- **What the task requires**
Copy every line of the records below that holds the word "this".

--- start of Extracted records ---

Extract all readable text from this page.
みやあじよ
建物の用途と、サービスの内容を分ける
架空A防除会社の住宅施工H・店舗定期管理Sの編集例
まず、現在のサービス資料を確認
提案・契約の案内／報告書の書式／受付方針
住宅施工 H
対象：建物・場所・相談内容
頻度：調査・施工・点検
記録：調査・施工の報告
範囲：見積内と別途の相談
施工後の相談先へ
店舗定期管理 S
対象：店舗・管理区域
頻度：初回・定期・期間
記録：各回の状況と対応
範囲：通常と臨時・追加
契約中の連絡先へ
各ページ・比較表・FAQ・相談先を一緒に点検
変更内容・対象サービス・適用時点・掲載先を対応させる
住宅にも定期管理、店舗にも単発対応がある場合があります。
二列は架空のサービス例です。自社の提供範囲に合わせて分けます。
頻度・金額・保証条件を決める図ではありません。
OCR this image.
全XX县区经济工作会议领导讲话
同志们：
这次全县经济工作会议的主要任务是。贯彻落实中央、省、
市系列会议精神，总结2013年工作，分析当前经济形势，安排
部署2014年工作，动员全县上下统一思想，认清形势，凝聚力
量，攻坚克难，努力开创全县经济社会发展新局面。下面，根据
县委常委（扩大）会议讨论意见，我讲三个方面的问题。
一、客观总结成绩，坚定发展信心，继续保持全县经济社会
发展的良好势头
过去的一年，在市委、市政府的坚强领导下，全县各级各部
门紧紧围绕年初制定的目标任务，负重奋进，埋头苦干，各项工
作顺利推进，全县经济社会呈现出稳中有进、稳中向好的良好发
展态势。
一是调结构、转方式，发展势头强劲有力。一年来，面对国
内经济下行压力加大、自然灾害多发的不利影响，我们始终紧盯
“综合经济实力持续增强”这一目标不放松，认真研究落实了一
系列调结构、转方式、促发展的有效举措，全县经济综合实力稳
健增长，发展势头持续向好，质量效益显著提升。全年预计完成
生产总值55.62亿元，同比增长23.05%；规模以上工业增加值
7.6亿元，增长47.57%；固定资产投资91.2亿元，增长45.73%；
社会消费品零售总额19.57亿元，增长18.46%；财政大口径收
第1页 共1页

--- end of Extracted records ---

- **Answer to the task**
Extract all readable text from this page.
OCR this image.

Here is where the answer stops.